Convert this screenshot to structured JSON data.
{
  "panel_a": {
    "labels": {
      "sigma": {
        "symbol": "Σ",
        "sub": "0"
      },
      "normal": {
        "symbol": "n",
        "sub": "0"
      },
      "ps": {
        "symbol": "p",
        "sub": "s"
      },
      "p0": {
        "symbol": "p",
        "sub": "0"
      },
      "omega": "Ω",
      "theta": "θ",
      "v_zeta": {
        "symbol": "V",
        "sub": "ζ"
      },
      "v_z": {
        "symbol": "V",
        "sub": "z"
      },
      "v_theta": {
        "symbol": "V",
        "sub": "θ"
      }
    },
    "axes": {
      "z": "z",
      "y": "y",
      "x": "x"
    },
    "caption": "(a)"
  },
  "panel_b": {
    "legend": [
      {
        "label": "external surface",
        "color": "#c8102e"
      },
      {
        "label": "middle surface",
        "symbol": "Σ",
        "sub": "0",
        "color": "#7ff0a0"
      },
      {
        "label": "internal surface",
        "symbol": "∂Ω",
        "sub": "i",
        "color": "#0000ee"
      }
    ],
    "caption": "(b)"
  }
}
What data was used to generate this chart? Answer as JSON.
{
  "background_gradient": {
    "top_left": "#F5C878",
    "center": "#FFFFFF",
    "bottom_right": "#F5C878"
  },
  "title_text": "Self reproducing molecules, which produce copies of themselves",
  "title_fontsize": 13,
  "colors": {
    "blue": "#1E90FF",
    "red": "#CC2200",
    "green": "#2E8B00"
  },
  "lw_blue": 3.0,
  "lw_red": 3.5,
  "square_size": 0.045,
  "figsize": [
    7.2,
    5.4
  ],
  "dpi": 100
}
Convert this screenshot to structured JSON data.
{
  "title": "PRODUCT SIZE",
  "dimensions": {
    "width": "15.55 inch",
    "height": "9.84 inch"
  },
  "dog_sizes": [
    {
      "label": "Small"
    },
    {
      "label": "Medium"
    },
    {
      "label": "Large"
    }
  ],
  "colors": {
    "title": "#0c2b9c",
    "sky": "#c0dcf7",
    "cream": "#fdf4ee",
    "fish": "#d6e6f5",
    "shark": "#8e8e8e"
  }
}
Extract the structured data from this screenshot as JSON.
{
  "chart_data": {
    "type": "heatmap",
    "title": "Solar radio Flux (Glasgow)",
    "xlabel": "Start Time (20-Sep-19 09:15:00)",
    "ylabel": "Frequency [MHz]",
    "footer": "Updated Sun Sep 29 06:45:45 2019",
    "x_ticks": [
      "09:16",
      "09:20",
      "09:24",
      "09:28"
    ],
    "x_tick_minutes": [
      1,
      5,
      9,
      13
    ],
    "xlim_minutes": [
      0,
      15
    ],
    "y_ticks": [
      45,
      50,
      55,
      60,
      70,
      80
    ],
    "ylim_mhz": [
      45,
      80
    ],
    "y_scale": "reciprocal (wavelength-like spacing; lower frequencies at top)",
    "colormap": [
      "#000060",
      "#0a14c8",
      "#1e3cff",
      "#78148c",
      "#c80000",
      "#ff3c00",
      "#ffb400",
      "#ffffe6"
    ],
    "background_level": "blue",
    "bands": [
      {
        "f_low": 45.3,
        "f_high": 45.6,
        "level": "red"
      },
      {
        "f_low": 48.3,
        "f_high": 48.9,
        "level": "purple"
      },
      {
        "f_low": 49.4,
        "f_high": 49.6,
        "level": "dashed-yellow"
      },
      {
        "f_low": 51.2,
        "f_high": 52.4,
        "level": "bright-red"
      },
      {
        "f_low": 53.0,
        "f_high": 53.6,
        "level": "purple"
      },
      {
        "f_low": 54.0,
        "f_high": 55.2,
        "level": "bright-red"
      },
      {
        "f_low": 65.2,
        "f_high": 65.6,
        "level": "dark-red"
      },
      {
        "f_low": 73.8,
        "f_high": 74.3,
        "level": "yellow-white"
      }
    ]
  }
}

* * *

Copy each line of the data above without altering a single character.

◆ **Complete output**:
Convert this screenshot to structured JSON data.
{
  "panel_a": {
    "labels": {
      "sigma": {
        "symbol": "Σ",
        "sub": "0"
      },
      "normal": {
        "symbol": "n",
        "sub": "0"
      },
      "ps": {
        "symbol": "p",
        "sub": "s"
      },
      "p0": {
        "symbol": "p",
        "sub": "0"
      },
      "omega": "Ω",
      "theta": "θ",
      "v_zeta": {
        "symbol": "V",
        "sub": "ζ"
      },
      "v_z": {
        "symbol": "V",
        "sub": "z"
      },
      "v_theta": {
        "symbol": "V",
        "sub": "θ"
      }
    },
    "axes": {
      "z": "z",
      "y": "y",
      "x": "x"
    },
    "caption": "(a)"
  },
  "panel_b": {
    "legend": [
      {
        "label": "external surface",
        "color": "#c8102e"
      },
      {
        "label": "middle surface",
        "symbol": "Σ",
        "sub": "0",
        "color": "#7ff0a0"
      },
      {
        "label": "internal surface",
        "symbol": "∂Ω",
        "sub": "i",
        "color": "#0000ee"
      }
    ],
    "caption": "(b)"
  }
}
What data was used to generate this chart? Answer as JSON.
{
  "background_gradient": {
    "top_left": "#F5C878",
    "center": "#FFFFFF",
    "bottom_right": "#F5C878"
  },
  "title_text": "Self reproducing molecules, which produce copies of themselves",
  "title_fontsize": 13,
  "colors": {
    "blue": "#1E90FF",
    "red": "#CC2200",
    "green": "#2E8B00"
  },
  "lw_blue": 3.0,
  "lw_red": 3.5,
  "square_size": 0.045,
  "figsize": [
    7.2,
    5.4
  ],
  "dpi": 100
}
Convert this screenshot to structured JSON data.
{
  "title": "PRODUCT SIZE",
  "dimensions": {
    "width": "15.55 inch",
    "height": "9.84 inch"
  },
  "dog_sizes": [
    {
      "label": "Small"
    },
    {
      "label": "Medium"
    },
    {
      "label": "Large"
    }
  ],
  "colors": {
    "title": "#0c2b9c",
    "sky": "#c0dcf7",
    "cream": "#fdf4ee",
    "fish": "#d6e6f5",
    "shark": "#8e8e8e"
  }
}
Extract the structured data from this screenshot as JSON.
{
  "chart_data": {
    "type": "heatmap",
    "title": "Solar radio Flux (Glasgow)",
    "xlabel": "Start Time (20-Sep-19 09:15:00)",
    "ylabel": "Frequency [MHz]",
    "footer": "Updated Sun Sep 29 06:45:45 2019",
    "x_ticks": [
      "09:16",
      "09:20",
      "09:24",
      "09:28"
    ],
    "x_tick_minutes": [
      1,
      5,
      9,
      13
    ],
    "xlim_minutes": [
      0,
      15
    ],
    "y_ticks": [
      45,
      50,
      55,
      60,
      70,
      80
    ],
    "ylim_mhz": [
      45,
      80
    ],
    "y_scale": "reciprocal (wavelength-like spacing; lower frequencies at top)",
    "colormap": [
      "#000060",
      "#0a14c8",
      "#1e3cff",
      "#78148c",
      "#c80000",
      "#ff3c00",
      "#ffb400",
      "#ffffe6"
    ],
    "background_level": "blue",
    "bands": [
      {
        "f_low": 45.3,
        "f_high": 45.6,
        "level": "red"
      },
      {
        "f_low": 48.3,
        "f_high": 48.9,
        "level": "purple"
      },
      {
        "f_low": 49.4,
        "f_high": 49.6,
        "level": "dashed-yellow"
      },
      {
        "f_low": 51.2,
        "f_high": 52.4,
        "level": "bright-red"
      },
      {
        "f_low": 53.0,
        "f_high": 53.6,
        "level": "purple"
      },
      {
        "f_low": 54.0,
        "f_high": 55.2,
        "level": "bright-red"
      },
      {
        "f_low": 65.2,
        "f_high": 65.6,
        "level": "dark-red"
      },
      {
        "f_low": 73.8,
        "f_high": 74.3,
        "level": "yellow-white"
      }
    ]
  }
}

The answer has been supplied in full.